Data items:

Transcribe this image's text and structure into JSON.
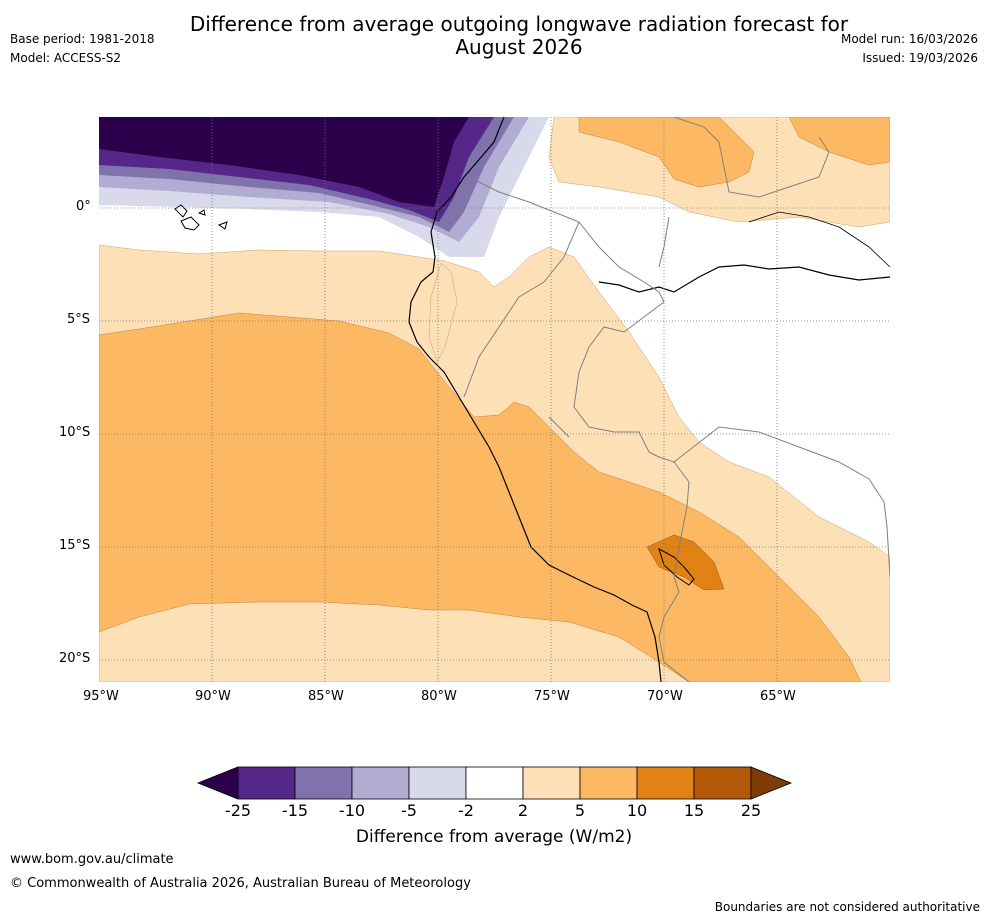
{
  "header": {
    "title_line1": "Difference from average outgoing longwave radiation forecast for",
    "title_line2": "August 2026",
    "base_period": "Base period: 1981-2018",
    "model": "Model: ACCESS-S2",
    "model_run": "Model run: 16/03/2026",
    "issued": "Issued: 19/03/2026"
  },
  "map": {
    "lon_labels": [
      "95°W",
      "90°W",
      "85°W",
      "80°W",
      "75°W",
      "70°W",
      "65°W"
    ],
    "lat_labels": [
      "0°",
      "5°S",
      "10°S",
      "15°S",
      "20°S"
    ]
  },
  "colorbar": {
    "ticks": [
      "-25",
      "-15",
      "-10",
      "-5",
      "-2",
      "2",
      "5",
      "10",
      "15",
      "25"
    ],
    "colors": [
      "#2d004b",
      "#542788",
      "#8073ac",
      "#b2abd2",
      "#d8daeb",
      "#ffffff",
      "#fee0b6",
      "#fdb863",
      "#e08214",
      "#b35806",
      "#7f3b08"
    ],
    "label": "Difference from average (W/m2)"
  },
  "footer": {
    "url": "www.bom.gov.au/climate",
    "copyright": "© Commonwealth of Australia 2026, Australian Bureau of Meteorology",
    "disclaimer": "Boundaries are not considered authoritative"
  }
}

» What you should do
Pull every line containing the word "from" out of the material.

» Solution below
    "title_line1": "Difference from average outgoing longwave radiation forecast for",
    "label": "Difference from average (W/m2)"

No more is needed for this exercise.